Instructions for the task: Tally the lines that contain "reduction" and report the total alone.

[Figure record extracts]
★ ★ ★ ★ ★ ★ ★
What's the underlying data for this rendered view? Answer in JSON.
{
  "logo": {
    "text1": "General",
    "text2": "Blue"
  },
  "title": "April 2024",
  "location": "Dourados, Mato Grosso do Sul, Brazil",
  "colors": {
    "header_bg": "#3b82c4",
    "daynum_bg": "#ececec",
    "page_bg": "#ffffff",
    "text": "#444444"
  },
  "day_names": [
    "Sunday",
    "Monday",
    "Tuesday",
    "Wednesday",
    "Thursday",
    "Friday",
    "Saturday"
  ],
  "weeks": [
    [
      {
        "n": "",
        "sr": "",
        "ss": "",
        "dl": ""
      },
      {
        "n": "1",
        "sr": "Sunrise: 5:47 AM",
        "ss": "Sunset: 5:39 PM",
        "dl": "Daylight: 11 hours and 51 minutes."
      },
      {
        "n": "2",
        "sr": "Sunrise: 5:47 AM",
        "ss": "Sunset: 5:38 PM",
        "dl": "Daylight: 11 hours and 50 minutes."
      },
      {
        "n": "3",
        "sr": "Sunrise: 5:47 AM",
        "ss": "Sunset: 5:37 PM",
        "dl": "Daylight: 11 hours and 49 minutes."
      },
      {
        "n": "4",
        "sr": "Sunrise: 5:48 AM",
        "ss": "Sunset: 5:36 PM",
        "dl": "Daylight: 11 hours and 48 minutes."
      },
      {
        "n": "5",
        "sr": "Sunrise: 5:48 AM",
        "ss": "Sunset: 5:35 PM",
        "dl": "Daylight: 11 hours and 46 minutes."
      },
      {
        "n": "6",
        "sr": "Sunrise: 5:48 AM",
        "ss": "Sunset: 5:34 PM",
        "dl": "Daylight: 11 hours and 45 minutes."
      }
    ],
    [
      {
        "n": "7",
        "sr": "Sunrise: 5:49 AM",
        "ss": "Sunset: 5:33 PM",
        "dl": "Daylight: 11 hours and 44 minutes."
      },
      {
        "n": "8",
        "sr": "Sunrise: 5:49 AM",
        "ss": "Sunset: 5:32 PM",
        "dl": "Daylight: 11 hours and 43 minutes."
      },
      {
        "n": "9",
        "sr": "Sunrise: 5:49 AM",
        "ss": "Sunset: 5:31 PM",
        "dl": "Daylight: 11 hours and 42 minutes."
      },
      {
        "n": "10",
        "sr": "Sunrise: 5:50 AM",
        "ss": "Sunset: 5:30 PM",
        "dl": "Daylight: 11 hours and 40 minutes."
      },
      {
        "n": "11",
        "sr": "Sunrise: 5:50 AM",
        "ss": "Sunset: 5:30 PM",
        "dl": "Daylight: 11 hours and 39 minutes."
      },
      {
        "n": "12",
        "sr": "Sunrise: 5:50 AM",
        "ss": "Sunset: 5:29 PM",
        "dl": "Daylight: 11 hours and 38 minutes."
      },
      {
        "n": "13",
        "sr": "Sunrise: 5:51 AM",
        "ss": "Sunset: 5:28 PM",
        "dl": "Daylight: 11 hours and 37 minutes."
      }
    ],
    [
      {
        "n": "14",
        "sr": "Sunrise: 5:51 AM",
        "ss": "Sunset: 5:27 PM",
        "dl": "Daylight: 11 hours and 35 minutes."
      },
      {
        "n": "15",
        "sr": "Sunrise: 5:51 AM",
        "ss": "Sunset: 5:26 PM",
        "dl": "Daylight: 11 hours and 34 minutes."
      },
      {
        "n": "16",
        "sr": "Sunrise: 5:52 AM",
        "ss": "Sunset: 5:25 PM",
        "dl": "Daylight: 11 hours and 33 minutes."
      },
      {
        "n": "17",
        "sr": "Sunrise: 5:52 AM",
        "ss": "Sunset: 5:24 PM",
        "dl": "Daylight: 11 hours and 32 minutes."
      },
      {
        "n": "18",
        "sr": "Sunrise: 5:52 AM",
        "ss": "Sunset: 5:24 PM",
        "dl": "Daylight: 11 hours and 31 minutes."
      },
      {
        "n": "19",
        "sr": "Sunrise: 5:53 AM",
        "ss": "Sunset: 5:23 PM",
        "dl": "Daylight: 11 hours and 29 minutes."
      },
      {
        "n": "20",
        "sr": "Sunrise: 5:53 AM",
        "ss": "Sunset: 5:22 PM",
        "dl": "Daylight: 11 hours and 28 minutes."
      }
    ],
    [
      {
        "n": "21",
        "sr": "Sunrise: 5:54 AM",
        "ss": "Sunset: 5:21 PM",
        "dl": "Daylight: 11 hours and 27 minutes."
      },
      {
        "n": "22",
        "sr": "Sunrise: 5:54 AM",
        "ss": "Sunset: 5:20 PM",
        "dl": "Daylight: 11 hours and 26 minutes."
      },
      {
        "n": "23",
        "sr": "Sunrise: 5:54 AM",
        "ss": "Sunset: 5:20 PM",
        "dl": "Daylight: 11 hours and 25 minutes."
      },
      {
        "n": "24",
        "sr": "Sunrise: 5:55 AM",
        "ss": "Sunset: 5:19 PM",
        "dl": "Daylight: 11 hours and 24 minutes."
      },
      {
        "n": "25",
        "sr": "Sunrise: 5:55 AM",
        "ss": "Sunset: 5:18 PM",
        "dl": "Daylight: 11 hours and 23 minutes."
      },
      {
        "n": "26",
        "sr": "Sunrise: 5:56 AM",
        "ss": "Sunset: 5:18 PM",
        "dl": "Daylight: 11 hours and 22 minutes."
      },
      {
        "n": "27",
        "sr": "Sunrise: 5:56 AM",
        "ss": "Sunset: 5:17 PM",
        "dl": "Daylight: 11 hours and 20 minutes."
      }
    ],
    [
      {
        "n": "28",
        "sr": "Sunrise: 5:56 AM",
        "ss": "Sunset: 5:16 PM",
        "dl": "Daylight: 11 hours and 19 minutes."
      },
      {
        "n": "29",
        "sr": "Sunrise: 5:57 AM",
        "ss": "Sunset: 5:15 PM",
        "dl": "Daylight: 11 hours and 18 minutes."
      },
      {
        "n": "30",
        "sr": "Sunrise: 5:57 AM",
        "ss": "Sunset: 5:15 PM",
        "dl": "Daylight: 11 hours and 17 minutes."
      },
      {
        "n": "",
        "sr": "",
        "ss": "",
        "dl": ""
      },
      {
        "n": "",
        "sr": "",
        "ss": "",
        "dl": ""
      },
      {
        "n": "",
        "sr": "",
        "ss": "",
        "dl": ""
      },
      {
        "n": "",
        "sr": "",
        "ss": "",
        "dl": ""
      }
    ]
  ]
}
★ ★ ★ ★ ★ ★ ★
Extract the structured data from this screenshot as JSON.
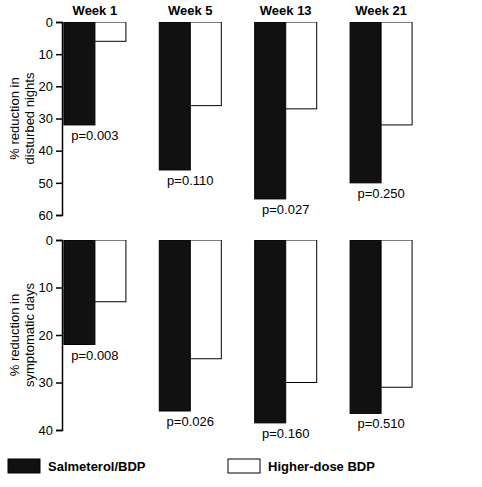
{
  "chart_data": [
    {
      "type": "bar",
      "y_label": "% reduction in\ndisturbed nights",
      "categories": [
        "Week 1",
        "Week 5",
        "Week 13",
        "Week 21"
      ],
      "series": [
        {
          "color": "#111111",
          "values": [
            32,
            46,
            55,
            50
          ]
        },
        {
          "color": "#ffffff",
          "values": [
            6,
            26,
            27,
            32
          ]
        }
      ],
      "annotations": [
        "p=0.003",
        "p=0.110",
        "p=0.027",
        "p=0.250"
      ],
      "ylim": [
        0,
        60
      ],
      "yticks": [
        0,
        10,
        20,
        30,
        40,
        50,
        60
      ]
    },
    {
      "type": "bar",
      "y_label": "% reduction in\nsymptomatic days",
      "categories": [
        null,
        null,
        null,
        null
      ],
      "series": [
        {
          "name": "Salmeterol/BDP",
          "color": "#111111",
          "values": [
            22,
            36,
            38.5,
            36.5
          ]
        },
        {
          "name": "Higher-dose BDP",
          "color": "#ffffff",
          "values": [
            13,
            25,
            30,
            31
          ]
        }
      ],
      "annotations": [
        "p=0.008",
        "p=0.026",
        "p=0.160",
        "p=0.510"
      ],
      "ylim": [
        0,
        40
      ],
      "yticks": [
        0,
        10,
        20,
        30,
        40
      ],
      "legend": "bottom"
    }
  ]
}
★ ★ ★ ★ ★ ★ ★
Finished exercise: 2